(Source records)
==========
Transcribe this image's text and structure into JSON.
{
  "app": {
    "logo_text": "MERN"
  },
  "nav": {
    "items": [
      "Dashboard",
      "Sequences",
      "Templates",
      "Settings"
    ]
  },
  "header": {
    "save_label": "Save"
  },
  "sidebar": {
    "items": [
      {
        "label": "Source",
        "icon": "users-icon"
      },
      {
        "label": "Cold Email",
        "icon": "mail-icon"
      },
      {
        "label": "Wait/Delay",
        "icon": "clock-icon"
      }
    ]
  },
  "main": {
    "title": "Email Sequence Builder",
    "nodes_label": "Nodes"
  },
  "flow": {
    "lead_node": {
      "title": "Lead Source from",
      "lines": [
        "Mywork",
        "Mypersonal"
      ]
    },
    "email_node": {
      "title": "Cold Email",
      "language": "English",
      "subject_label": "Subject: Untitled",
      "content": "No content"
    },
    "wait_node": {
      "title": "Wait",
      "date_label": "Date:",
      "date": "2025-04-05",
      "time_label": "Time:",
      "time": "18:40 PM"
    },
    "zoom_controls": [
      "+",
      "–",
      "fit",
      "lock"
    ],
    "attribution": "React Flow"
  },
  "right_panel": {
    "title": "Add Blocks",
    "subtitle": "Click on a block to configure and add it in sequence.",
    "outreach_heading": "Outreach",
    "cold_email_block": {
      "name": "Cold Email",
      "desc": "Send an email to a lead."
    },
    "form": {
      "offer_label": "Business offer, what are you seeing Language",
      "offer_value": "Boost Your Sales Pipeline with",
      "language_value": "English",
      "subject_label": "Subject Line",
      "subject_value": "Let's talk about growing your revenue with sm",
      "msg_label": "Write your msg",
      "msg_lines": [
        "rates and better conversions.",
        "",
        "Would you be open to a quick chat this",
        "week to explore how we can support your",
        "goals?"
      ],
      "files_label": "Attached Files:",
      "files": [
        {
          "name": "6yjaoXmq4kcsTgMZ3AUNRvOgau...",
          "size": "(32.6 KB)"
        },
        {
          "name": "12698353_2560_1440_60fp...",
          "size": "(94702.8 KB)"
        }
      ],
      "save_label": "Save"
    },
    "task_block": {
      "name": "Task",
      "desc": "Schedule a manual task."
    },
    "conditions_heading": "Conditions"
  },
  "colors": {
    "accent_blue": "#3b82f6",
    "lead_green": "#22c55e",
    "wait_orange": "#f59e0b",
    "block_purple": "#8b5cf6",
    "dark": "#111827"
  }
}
==========
• Given task:
Repeat the data precisely, line by line.

• Written solution:
Transcribe this image's text and structure into JSON.
{
  "app": {
    "logo_text": "MERN"
  },
  "nav": {
    "items": [
      "Dashboard",
      "Sequences",
      "Templates",
      "Settings"
    ]
  },
  "header": {
    "save_label": "Save"
  },
  "sidebar": {
    "items": [
      {
        "label": "Source",
        "icon": "users-icon"
      },
      {
        "label": "Cold Email",
        "icon": "mail-icon"
      },
      {
        "label": "Wait/Delay",
        "icon": "clock-icon"
      }
    ]
  },
  "main": {
    "title": "Email Sequence Builder",
    "nodes_label": "Nodes"
  },
  "flow": {
    "lead_node": {
      "title": "Lead Source from",
      "lines": [
        "Mywork",
        "Mypersonal"
      ]
    },
    "email_node": {
      "title": "Cold Email",
      "language": "English",
      "subject_label": "Subject: Untitled",
      "content": "No content"
    },
    "wait_node": {
      "title": "Wait",
      "date_label": "Date:",
      "date": "2025-04-05",
      "time_label": "Time:",
      "time": "18:40 PM"
    },
    "zoom_controls": [
      "+",
      "–",
      "fit",
      "lock"
    ],
    "attribution": "React Flow"
  },
  "right_panel": {
    "title": "Add Blocks",
    "subtitle": "Click on a block to configure and add it in sequence.",
    "outreach_heading": "Outreach",
    "cold_email_block": {
      "name": "Cold Email",
      "desc": "Send an email to a lead."
    },
    "form": {
      "offer_label": "Business offer, what are you seeing Language",
      "offer_value": "Boost Your Sales Pipeline with",
      "language_value": "English",
      "subject_label": "Subject Line",
      "subject_value": "Let's talk about growing your revenue with sm",
      "msg_label": "Write your msg",
      "msg_lines": [
        "rates and better conversions.",
        "",
        "Would you be open to a quick chat this",
        "week to explore how we can support your",
        "goals?"
      ],
      "files_label": "Attached Files:",
      "files": [
        {
          "name": "6yjaoXmq4kcsTgMZ3AUNRvOgau...",
          "size": "(32.6 KB)"
        },
        {
          "name": "12698353_2560_1440_60fp...",
          "size": "(94702.8 KB)"
        }
      ],
      "save_label": "Save"
    },
    "task_block": {
      "name": "Task",
      "desc": "Schedule a manual task."
    },
    "conditions_heading": "Conditions"
  },
  "colors": {
    "accent_blue": "#3b82f6",
    "lead_green": "#22c55e",
    "wait_orange": "#f59e0b",
    "block_purple": "#8b5cf6",
    "dark": "#111827"
  }
}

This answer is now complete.